- _AIM OF THE TASK_: Retype the records below exactly as they appear.

[Dataset listings of figures]
====

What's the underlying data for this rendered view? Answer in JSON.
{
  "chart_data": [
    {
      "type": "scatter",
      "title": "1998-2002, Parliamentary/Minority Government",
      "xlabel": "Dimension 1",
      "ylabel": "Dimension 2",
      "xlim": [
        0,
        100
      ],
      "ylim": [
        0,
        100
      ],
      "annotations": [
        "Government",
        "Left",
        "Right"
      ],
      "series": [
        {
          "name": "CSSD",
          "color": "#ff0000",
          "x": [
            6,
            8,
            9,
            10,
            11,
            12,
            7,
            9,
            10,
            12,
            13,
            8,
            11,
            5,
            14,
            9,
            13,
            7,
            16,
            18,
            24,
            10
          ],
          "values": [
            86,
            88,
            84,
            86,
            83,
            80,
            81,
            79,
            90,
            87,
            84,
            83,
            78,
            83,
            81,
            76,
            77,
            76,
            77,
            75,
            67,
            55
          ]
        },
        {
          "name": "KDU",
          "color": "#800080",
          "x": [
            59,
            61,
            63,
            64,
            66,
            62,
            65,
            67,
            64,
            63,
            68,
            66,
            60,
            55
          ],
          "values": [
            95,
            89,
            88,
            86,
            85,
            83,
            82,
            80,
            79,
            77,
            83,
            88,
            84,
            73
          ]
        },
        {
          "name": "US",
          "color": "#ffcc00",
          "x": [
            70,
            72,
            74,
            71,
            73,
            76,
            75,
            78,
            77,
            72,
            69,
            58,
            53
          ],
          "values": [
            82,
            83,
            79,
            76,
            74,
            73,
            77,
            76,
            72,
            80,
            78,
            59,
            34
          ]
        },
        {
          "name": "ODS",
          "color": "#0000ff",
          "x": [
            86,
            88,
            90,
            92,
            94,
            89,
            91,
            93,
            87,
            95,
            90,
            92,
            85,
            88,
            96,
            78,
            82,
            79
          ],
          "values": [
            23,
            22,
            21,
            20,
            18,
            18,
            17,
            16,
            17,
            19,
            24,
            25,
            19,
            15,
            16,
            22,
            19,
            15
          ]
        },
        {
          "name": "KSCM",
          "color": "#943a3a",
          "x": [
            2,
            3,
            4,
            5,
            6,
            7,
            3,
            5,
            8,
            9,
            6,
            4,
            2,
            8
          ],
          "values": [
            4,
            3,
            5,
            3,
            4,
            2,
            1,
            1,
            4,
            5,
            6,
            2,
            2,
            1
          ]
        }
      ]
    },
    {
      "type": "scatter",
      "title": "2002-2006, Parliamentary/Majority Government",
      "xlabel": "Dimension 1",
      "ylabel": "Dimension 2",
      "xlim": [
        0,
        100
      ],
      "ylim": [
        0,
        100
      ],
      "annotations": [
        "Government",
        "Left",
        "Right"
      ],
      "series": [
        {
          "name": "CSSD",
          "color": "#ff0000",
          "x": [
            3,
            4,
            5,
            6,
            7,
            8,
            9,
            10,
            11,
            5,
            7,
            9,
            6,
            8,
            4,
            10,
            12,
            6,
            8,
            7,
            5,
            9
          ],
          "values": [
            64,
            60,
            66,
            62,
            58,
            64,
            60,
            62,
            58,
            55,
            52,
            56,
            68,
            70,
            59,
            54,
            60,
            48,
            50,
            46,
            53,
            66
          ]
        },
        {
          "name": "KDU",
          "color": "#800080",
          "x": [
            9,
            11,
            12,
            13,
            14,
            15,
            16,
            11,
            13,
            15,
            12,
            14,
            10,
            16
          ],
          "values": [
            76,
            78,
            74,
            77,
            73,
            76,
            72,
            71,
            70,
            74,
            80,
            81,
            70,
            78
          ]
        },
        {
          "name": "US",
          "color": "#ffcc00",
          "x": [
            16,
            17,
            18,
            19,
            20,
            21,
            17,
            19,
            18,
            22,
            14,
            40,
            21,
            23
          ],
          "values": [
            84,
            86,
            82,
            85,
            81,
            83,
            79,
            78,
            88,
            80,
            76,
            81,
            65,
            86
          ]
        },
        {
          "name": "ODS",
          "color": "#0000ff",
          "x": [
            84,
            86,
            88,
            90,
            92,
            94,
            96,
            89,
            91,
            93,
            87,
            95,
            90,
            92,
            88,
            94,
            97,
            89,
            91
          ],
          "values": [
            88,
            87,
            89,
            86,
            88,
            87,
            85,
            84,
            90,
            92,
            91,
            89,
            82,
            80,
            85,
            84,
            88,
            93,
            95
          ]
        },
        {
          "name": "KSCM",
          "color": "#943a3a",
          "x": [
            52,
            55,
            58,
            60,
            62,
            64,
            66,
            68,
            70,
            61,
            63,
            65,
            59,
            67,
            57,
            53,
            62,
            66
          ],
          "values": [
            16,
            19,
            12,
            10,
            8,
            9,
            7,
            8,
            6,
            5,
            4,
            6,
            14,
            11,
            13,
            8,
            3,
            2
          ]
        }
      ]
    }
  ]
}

====

- _SOLUTION_:
What's the underlying data for this rendered view? Answer in JSON.
{
  "chart_data": [
    {
      "type": "scatter",
      "title": "1998-2002, Parliamentary/Minority Government",
      "xlabel": "Dimension 1",
      "ylabel": "Dimension 2",
      "xlim": [
        0,
        100
      ],
      "ylim": [
        0,
        100
      ],
      "annotations": [
        "Government",
        "Left",
        "Right"
      ],
      "series": [
        {
          "name": "CSSD",
          "color": "#ff0000",
          "x": [
            6,
            8,
            9,
            10,
            11,
            12,
            7,
            9,
            10,
            12,
            13,
            8,
            11,
            5,
            14,
            9,
            13,
            7,
            16,
            18,
            24,
            10
          ],
          "values": [
            86,
            88,
            84,
            86,
            83,
            80,
            81,
            79,
            90,
            87,
            84,
            83,
            78,
            83,
            81,
            76,
            77,
            76,
            77,
            75,
            67,
            55
          ]
        },
        {
          "name": "KDU",
          "color": "#800080",
          "x": [
            59,
            61,
            63,
            64,
            66,
            62,
            65,
            67,
            64,
            63,
            68,
            66,
            60,
            55
          ],
          "values": [
            95,
            89,
            88,
            86,
            85,
            83,
            82,
            80,
            79,
            77,
            83,
            88,
            84,
            73
          ]
        },
        {
          "name": "US",
          "color": "#ffcc00",
          "x": [
            70,
            72,
            74,
            71,
            73,
            76,
            75,
            78,
            77,
            72,
            69,
            58,
            53
          ],
          "values": [
            82,
            83,
            79,
            76,
            74,
            73,
            77,
            76,
            72,
            80,
            78,
            59,
            34
          ]
        },
        {
          "name": "ODS",
          "color": "#0000ff",
          "x": [
            86,
            88,
            90,
            92,
            94,
            89,
            91,
            93,
            87,
            95,
            90,
            92,
            85,
            88,
            96,
            78,
            82,
            79
          ],
          "values": [
            23,
            22,
            21,
            20,
            18,
            18,
            17,
            16,
            17,
            19,
            24,
            25,
            19,
            15,
            16,
            22,
            19,
            15
          ]
        },
        {
          "name": "KSCM",
          "color": "#943a3a",
          "x": [
            2,
            3,
            4,
            5,
            6,
            7,
            3,
            5,
            8,
            9,
            6,
            4,
            2,
            8
          ],
          "values": [
            4,
            3,
            5,
            3,
            4,
            2,
            1,
            1,
            4,
            5,
            6,
            2,
            2,
            1
          ]
        }
      ]
    },
    {
      "type": "scatter",
      "title": "2002-2006, Parliamentary/Majority Government",
      "xlabel": "Dimension 1",
      "ylabel": "Dimension 2",
      "xlim": [
        0,
        100
      ],
      "ylim": [
        0,
        100
      ],
      "annotations": [
        "Government",
        "Left",
        "Right"
      ],
      "series": [
        {
          "name": "CSSD",
          "color": "#ff0000",
          "x": [
            3,
            4,
            5,
            6,
            7,
            8,
            9,
            10,
            11,
            5,
            7,
            9,
            6,
            8,
            4,
            10,
            12,
            6,
            8,
            7,
            5,
            9
          ],
          "values": [
            64,
            60,
            66,
            62,
            58,
            64,
            60,
            62,
            58,
            55,
            52,
            56,
            68,
            70,
            59,
            54,
            60,
            48,
            50,
            46,
            53,
            66
          ]
        },
        {
          "name": "KDU",
          "color": "#800080",
          "x": [
            9,
            11,
            12,
            13,
            14,
            15,
            16,
            11,
            13,
            15,
            12,
            14,
            10,
            16
          ],
          "values": [
            76,
            78,
            74,
            77,
            73,
            76,
            72,
            71,
            70,
            74,
            80,
            81,
            70,
            78
          ]
        },
        {
          "name": "US",
          "color": "#ffcc00",
          "x": [
            16,
            17,
            18,
            19,
            20,
            21,
            17,
            19,
            18,
            22,
            14,
            40,
            21,
            23
          ],
          "values": [
            84,
            86,
            82,
            85,
            81,
            83,
            79,
            78,
            88,
            80,
            76,
            81,
            65,
            86
          ]
        },
        {
          "name": "ODS",
          "color": "#0000ff",
          "x": [
            84,
            86,
            88,
            90,
            92,
            94,
            96,
            89,
            91,
            93,
            87,
            95,
            90,
            92,
            88,
            94,
            97,
            89,
            91
          ],
          "values": [
            88,
            87,
            89,
            86,
            88,
            87,
            85,
            84,
            90,
            92,
            91,
            89,
            82,
            80,
            85,
            84,
            88,
            93,
            95
          ]
        },
        {
          "name": "KSCM",
          "color": "#943a3a",
          "x": [
            52,
            55,
            58,
            60,
            62,
            64,
            66,
            68,
            70,
            61,
            63,
            65,
            59,
            67,
            57,
            53,
            62,
            66
          ],
          "values": [
            16,
            19,
            12,
            10,
            8,
            9,
            7,
            8,
            6,
            5,
            4,
            6,
            14,
            11,
            13,
            8,
            3,
            2
          ]
        }
      ]
    }
  ]
}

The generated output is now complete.